• _Instructions for the task_
Find the lines in these entries that include the word "njegovih" and state how many there are, with no other words.

----------

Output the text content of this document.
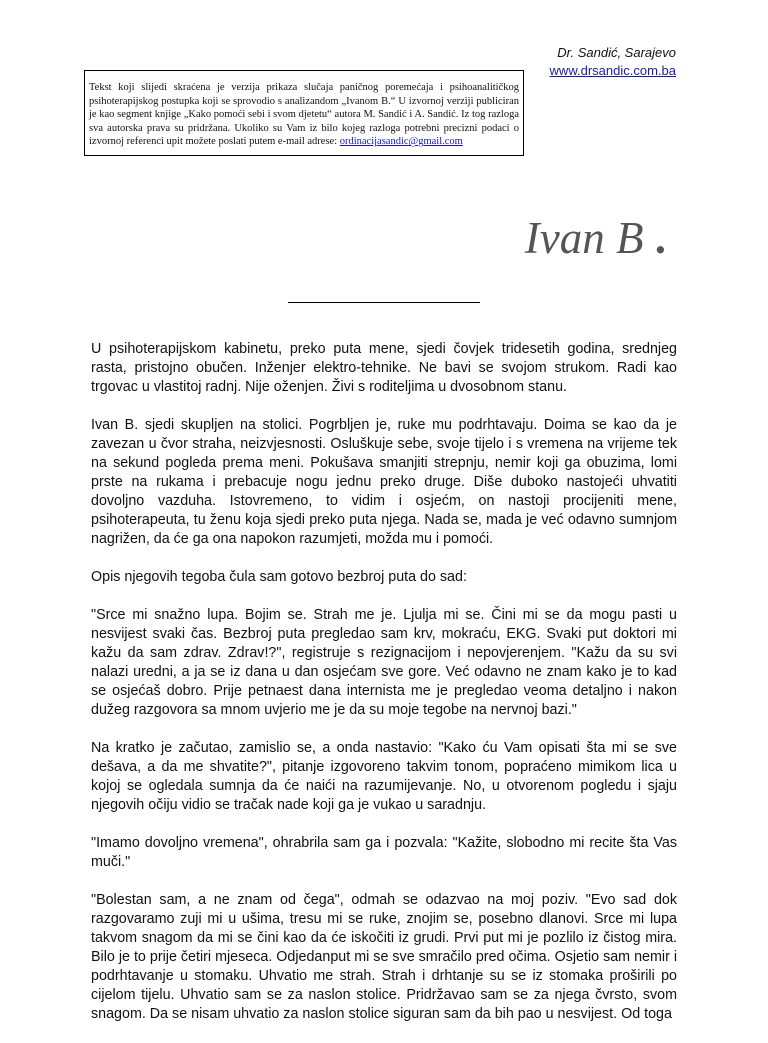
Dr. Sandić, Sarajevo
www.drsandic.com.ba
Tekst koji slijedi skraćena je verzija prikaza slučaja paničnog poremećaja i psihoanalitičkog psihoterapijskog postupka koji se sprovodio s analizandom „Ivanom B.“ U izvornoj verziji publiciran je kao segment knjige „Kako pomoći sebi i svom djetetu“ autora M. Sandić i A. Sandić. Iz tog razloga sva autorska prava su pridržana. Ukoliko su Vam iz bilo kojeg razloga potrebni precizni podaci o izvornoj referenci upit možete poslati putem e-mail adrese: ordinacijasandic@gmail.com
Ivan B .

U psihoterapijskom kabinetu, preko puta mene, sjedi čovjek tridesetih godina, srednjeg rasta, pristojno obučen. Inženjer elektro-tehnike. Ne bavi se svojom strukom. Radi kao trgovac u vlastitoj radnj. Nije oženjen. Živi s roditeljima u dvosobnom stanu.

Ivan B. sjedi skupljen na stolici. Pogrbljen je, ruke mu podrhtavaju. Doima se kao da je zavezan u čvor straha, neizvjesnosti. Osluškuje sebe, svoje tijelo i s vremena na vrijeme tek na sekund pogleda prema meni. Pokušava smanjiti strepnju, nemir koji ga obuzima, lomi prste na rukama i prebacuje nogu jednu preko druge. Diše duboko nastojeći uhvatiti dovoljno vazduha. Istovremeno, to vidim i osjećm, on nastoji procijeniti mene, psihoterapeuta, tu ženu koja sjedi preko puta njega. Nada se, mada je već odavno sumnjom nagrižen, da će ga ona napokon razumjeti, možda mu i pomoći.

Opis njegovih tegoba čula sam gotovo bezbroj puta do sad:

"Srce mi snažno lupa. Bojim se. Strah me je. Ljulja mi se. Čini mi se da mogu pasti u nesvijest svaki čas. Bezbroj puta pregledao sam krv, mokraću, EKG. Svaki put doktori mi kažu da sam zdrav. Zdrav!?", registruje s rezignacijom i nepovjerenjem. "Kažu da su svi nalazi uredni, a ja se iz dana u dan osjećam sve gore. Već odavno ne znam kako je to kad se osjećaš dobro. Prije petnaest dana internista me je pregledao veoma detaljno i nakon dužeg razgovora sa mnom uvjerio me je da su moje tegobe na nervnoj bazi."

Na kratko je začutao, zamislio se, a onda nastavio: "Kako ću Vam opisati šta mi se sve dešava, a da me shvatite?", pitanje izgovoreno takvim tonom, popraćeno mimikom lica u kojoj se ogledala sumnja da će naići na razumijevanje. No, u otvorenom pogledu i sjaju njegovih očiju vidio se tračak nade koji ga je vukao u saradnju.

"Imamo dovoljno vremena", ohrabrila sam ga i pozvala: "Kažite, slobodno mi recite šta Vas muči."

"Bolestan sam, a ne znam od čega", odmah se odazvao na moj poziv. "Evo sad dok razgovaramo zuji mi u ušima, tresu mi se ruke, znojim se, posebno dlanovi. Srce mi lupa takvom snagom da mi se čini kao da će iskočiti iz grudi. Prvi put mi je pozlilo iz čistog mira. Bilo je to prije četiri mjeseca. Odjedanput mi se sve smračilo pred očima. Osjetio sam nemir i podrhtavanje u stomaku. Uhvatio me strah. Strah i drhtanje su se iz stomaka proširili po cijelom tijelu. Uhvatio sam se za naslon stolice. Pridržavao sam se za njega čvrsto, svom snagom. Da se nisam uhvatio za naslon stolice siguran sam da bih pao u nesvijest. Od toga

----------

• _Written answer_
2